● **Short task**
Every line below that mentions the word "本题满分" should be copied out.

**********

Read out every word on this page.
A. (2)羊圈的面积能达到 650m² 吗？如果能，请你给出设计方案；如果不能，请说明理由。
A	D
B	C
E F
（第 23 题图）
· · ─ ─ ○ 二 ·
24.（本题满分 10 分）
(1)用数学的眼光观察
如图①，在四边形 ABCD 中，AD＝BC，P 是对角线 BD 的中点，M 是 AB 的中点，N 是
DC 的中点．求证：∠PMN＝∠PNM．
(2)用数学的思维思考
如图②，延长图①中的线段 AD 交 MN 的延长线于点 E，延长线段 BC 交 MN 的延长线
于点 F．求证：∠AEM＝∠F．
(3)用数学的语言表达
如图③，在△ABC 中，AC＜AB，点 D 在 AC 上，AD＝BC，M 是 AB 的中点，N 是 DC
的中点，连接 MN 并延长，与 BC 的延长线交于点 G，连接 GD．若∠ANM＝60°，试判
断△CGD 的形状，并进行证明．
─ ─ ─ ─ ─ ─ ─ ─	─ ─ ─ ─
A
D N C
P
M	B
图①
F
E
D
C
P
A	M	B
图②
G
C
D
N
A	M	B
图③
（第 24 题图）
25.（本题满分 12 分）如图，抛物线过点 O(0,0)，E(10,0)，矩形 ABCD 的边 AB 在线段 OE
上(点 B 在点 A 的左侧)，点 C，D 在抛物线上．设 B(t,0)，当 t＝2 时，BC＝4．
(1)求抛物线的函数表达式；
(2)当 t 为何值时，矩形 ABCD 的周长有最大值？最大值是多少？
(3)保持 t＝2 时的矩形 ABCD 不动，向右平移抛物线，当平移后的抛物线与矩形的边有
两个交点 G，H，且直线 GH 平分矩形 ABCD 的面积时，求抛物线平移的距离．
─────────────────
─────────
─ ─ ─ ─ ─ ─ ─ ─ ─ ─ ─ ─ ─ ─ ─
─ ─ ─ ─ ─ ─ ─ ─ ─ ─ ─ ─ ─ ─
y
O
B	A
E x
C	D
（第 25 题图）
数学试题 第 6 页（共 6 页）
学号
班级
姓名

**********

● **Solution to the exercise**
24.（本题满分 10 分）
25.（本题满分 12 分）如图，抛物线过点 O(0,0)，E(10,0)，矩形 ABCD 的边 AB 在线段 OE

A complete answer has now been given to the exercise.